(INSTRUCTIONS TO FOLLOW) Output every entry exactly as written, skipping any pictures.
================
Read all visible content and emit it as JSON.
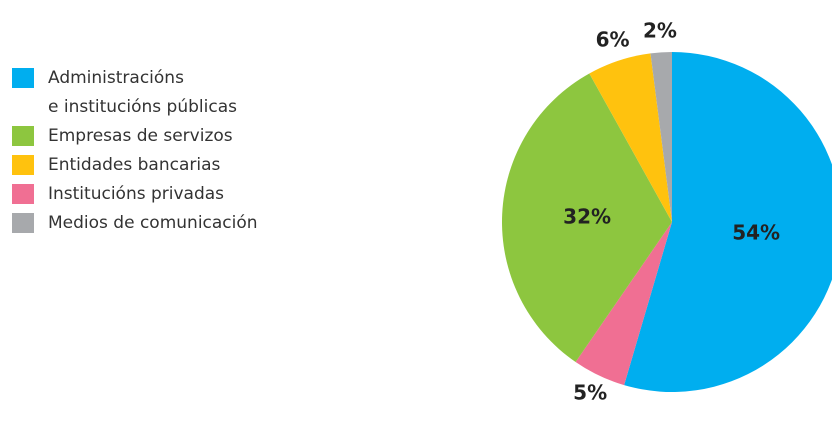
{
  "chart_data": {
    "type": "pie",
    "categories": [
      "Administracións\ne institucións públicas",
      "Empresas de servizos",
      "Entidades bancarias",
      "Institucións privadas",
      "Medios de comunicación"
    ],
    "values": [
      54,
      32,
      6,
      5,
      2
    ],
    "colors": [
      "#00aeef",
      "#8dc63f",
      "#ffc20e",
      "#f06f93",
      "#a7a9ac"
    ],
    "value_labels": [
      "54%",
      "32%",
      "6%",
      "5%",
      "2%"
    ],
    "draw_order": [
      0,
      3,
      1,
      2,
      4
    ]
  }
}
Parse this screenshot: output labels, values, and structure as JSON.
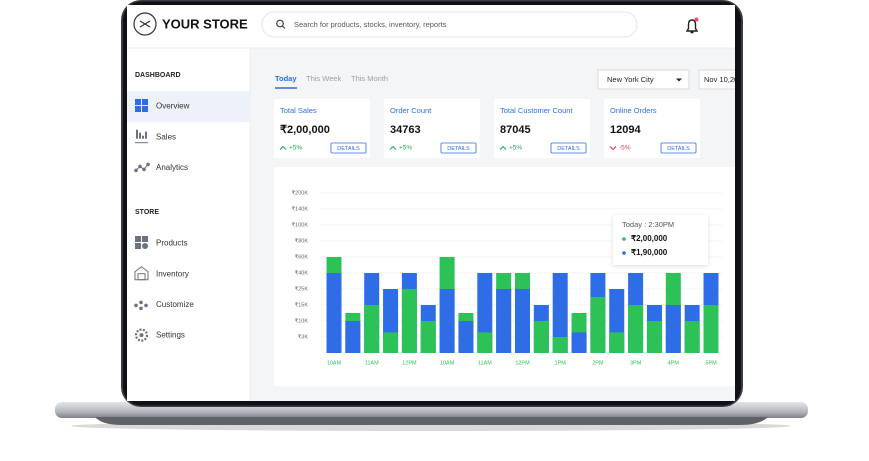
{
  "header": {
    "logo_text": "YOUR STORE",
    "search_placeholder": "Search for products, stocks, inventory, reports"
  },
  "sidebar": {
    "sections": [
      {
        "title": "DASHBOARD",
        "items": [
          "Overview",
          "Sales",
          "Analytics"
        ]
      },
      {
        "title": "STORE",
        "items": [
          "Products",
          "Inventory",
          "Customize",
          "Settings"
        ]
      }
    ]
  },
  "tabs": [
    "Today",
    "This Week",
    "This Month"
  ],
  "location": "New York City",
  "date": "Nov 10,20",
  "cards": [
    {
      "title": "Total Sales",
      "value": "₹2,00,000",
      "change": "+5%",
      "button": "DETAILS"
    },
    {
      "title": "Order Count",
      "value": "34763",
      "change": "+5%",
      "button": "DETAILS"
    },
    {
      "title": "Total Customer Count",
      "value": "87045",
      "change": "+5%",
      "button": "DETAILS"
    },
    {
      "title": "Online Orders",
      "value": "12094",
      "change": "-5%",
      "button": "DETAILS"
    }
  ],
  "chart_data": {
    "type": "bar",
    "categories": [
      "10AM",
      null,
      "11AM",
      null,
      "12PM",
      null,
      "10AM",
      null,
      "11AM",
      null,
      "12PM",
      null,
      "1PM",
      null,
      "2PM",
      null,
      "3PM",
      null,
      "4PM",
      null,
      "5PM"
    ],
    "series": [
      {
        "color": "#2dc257",
        "values": [
          60000,
          12500,
          15000,
          5000,
          25000,
          10000,
          60000,
          12500,
          5000,
          40000,
          40000,
          10000,
          3000,
          12500,
          20000,
          5000,
          15000,
          10000,
          40000,
          10000,
          15000
        ]
      },
      {
        "color": "#2f6de6",
        "values": [
          40000,
          10000,
          40000,
          25000,
          40000,
          15000,
          25000,
          10000,
          40000,
          25000,
          25000,
          15000,
          40000,
          5000,
          40000,
          25000,
          40000,
          15000,
          15000,
          15000,
          40000
        ]
      }
    ],
    "ylim": [
      0,
      200000
    ],
    "yticks": [
      {
        "value": 3000,
        "label": "₹3K"
      },
      {
        "value": 10000,
        "label": "₹10K"
      },
      {
        "value": 15000,
        "label": "₹15K"
      },
      {
        "value": 25000,
        "label": "₹25K"
      },
      {
        "value": 40000,
        "label": "₹40K"
      },
      {
        "value": 60000,
        "label": "₹60K"
      },
      {
        "value": 80000,
        "label": "₹80K"
      },
      {
        "value": 100000,
        "label": "₹100K"
      },
      {
        "value": 140000,
        "label": "₹140K"
      },
      {
        "value": 200000,
        "label": "₹200K"
      }
    ],
    "grid": true,
    "tooltip": {
      "title": "Today : 2:30PM",
      "lines": [
        "₹2,00,000",
        "₹1,90,000"
      ]
    }
  }
}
================
(WRITTEN SOLUTION)
Read all visible content and emit it as JSON.
{
  "chart_data": {
    "type": "pie",
    "categories": [
      "Administracións\ne institucións públicas",
      "Empresas de servizos",
      "Entidades bancarias",
      "Institucións privadas",
      "Medios de comunicación"
    ],
    "values": [
      54,
      32,
      6,
      5,
      2
    ],
    "colors": [
      "#00aeef",
      "#8dc63f",
      "#ffc20e",
      "#f06f93",
      "#a7a9ac"
    ],
    "value_labels": [
      "54%",
      "32%",
      "6%",
      "5%",
      "2%"
    ],
    "draw_order": [
      0,
      3,
      1,
      2,
      4
    ]
  }
}
Parse this screenshot: output labels, values, and structure as JSON.
{
  "header": {
    "logo_text": "YOUR STORE",
    "search_placeholder": "Search for products, stocks, inventory, reports"
  },
  "sidebar": {
    "sections": [
      {
        "title": "DASHBOARD",
        "items": [
          "Overview",
          "Sales",
          "Analytics"
        ]
      },
      {
        "title": "STORE",
        "items": [
          "Products",
          "Inventory",
          "Customize",
          "Settings"
        ]
      }
    ]
  },
  "tabs": [
    "Today",
    "This Week",
    "This Month"
  ],
  "location": "New York City",
  "date": "Nov 10,20",
  "cards": [
    {
      "title": "Total Sales",
      "value": "₹2,00,000",
      "change": "+5%",
      "button": "DETAILS"
    },
    {
      "title": "Order Count",
      "value": "34763",
      "change": "+5%",
      "button": "DETAILS"
    },
    {
      "title": "Total Customer Count",
      "value": "87045",
      "change": "+5%",
      "button": "DETAILS"
    },
    {
      "title": "Online Orders",
      "value": "12094",
      "change": "-5%",
      "button": "DETAILS"
    }
  ],
  "chart_data": {
    "type": "bar",
    "categories": [
      "10AM",
      null,
      "11AM",
      null,
      "12PM",
      null,
      "10AM",
      null,
      "11AM",
      null,
      "12PM",
      null,
      "1PM",
      null,
      "2PM",
      null,
      "3PM",
      null,
      "4PM",
      null,
      "5PM"
    ],
    "series": [
      {
        "color": "#2dc257",
        "values": [
          60000,
          12500,
          15000,
          5000,
          25000,
          10000,
          60000,
          12500,
          5000,
          40000,
          40000,
          10000,
          3000,
          12500,
          20000,
          5000,
          15000,
          10000,
          40000,
          10000,
          15000
        ]
      },
      {
        "color": "#2f6de6",
        "values": [
          40000,
          10000,
          40000,
          25000,
          40000,
          15000,
          25000,
          10000,
          40000,
          25000,
          25000,
          15000,
          40000,
          5000,
          40000,
          25000,
          40000,
          15000,
          15000,
          15000,
          40000
        ]
      }
    ],
    "ylim": [
      0,
      200000
    ],
    "yticks": [
      {
        "value": 3000,
        "label": "₹3K"
      },
      {
        "value": 10000,
        "label": "₹10K"
      },
      {
        "value": 15000,
        "label": "₹15K"
      },
      {
        "value": 25000,
        "label": "₹25K"
      },
      {
        "value": 40000,
        "label": "₹40K"
      },
      {
        "value": 60000,
        "label": "₹60K"
      },
      {
        "value": 80000,
        "label": "₹80K"
      },
      {
        "value": 100000,
        "label": "₹100K"
      },
      {
        "value": 140000,
        "label": "₹140K"
      },
      {
        "value": 200000,
        "label": "₹200K"
      }
    ],
    "grid": true,
    "tooltip": {
      "title": "Today : 2:30PM",
      "lines": [
        "₹2,00,000",
        "₹1,90,000"
      ]
    }
  }
}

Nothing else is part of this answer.